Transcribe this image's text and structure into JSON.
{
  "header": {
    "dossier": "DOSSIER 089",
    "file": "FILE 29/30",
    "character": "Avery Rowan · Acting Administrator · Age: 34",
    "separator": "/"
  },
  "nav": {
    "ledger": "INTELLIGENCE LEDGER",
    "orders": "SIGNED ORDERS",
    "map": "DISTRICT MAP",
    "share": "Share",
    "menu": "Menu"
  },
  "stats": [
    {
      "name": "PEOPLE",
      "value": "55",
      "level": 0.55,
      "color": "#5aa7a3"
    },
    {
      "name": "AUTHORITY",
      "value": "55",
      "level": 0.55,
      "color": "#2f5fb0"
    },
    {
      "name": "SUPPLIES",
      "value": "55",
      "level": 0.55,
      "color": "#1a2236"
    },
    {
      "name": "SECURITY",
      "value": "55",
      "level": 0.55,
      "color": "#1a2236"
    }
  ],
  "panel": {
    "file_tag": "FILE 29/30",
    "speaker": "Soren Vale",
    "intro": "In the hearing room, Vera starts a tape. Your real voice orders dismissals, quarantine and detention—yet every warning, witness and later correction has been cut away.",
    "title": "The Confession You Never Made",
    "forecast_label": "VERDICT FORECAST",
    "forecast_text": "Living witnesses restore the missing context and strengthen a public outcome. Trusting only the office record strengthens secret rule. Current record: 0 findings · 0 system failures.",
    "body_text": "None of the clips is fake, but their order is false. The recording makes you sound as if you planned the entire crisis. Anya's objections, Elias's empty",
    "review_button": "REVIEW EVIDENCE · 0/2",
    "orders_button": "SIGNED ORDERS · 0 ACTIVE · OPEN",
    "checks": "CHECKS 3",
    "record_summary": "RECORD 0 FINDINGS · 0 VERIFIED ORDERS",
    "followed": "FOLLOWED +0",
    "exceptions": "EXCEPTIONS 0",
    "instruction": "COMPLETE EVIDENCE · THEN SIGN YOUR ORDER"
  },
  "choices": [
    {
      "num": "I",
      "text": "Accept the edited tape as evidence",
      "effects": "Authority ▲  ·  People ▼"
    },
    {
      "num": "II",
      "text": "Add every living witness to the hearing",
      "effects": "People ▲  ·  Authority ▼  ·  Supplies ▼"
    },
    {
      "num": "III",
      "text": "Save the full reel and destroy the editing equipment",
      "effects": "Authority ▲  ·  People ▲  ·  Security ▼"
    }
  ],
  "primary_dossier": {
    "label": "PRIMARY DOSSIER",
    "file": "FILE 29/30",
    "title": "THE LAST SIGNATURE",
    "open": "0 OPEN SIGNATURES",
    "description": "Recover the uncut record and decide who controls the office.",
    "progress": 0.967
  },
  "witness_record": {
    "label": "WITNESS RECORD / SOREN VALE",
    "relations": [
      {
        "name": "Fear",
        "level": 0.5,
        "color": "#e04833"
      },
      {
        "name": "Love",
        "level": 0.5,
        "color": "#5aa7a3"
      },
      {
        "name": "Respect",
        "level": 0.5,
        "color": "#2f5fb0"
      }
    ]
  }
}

-.-.-

Directions — Write out the material exactly as given.

Solution —
Transcribe this image's text and structure into JSON.
{
  "header": {
    "dossier": "DOSSIER 089",
    "file": "FILE 29/30",
    "character": "Avery Rowan · Acting Administrator · Age: 34",
    "separator": "/"
  },
  "nav": {
    "ledger": "INTELLIGENCE LEDGER",
    "orders": "SIGNED ORDERS",
    "map": "DISTRICT MAP",
    "share": "Share",
    "menu": "Menu"
  },
  "stats": [
    {
      "name": "PEOPLE",
      "value": "55",
      "level": 0.55,
      "color": "#5aa7a3"
    },
    {
      "name": "AUTHORITY",
      "value": "55",
      "level": 0.55,
      "color": "#2f5fb0"
    },
    {
      "name": "SUPPLIES",
      "value": "55",
      "level": 0.55,
      "color": "#1a2236"
    },
    {
      "name": "SECURITY",
      "value": "55",
      "level": 0.55,
      "color": "#1a2236"
    }
  ],
  "panel": {
    "file_tag": "FILE 29/30",
    "speaker": "Soren Vale",
    "intro": "In the hearing room, Vera starts a tape. Your real voice orders dismissals, quarantine and detention—yet every warning, witness and later correction has been cut away.",
    "title": "The Confession You Never Made",
    "forecast_label": "VERDICT FORECAST",
    "forecast_text": "Living witnesses restore the missing context and strengthen a public outcome. Trusting only the office record strengthens secret rule. Current record: 0 findings · 0 system failures.",
    "body_text": "None of the clips is fake, but their order is false. The recording makes you sound as if you planned the entire crisis. Anya's objections, Elias's empty",
    "review_button": "REVIEW EVIDENCE · 0/2",
    "orders_button": "SIGNED ORDERS · 0 ACTIVE · OPEN",
    "checks": "CHECKS 3",
    "record_summary": "RECORD 0 FINDINGS · 0 VERIFIED ORDERS",
    "followed": "FOLLOWED +0",
    "exceptions": "EXCEPTIONS 0",
    "instruction": "COMPLETE EVIDENCE · THEN SIGN YOUR ORDER"
  },
  "choices": [
    {
      "num": "I",
      "text": "Accept the edited tape as evidence",
      "effects": "Authority ▲  ·  People ▼"
    },
    {
      "num": "II",
      "text": "Add every living witness to the hearing",
      "effects": "People ▲  ·  Authority ▼  ·  Supplies ▼"
    },
    {
      "num": "III",
      "text": "Save the full reel and destroy the editing equipment",
      "effects": "Authority ▲  ·  People ▲  ·  Security ▼"
    }
  ],
  "primary_dossier": {
    "label": "PRIMARY DOSSIER",
    "file": "FILE 29/30",
    "title": "THE LAST SIGNATURE",
    "open": "0 OPEN SIGNATURES",
    "description": "Recover the uncut record and decide who controls the office.",
    "progress": 0.967
  },
  "witness_record": {
    "label": "WITNESS RECORD / SOREN VALE",
    "relations": [
      {
        "name": "Fear",
        "level": 0.5,
        "color": "#e04833"
      },
      {
        "name": "Love",
        "level": 0.5,
        "color": "#5aa7a3"
      },
      {
        "name": "Respect",
        "level": 0.5,
        "color": "#2f5fb0"
      }
    ]
  }
}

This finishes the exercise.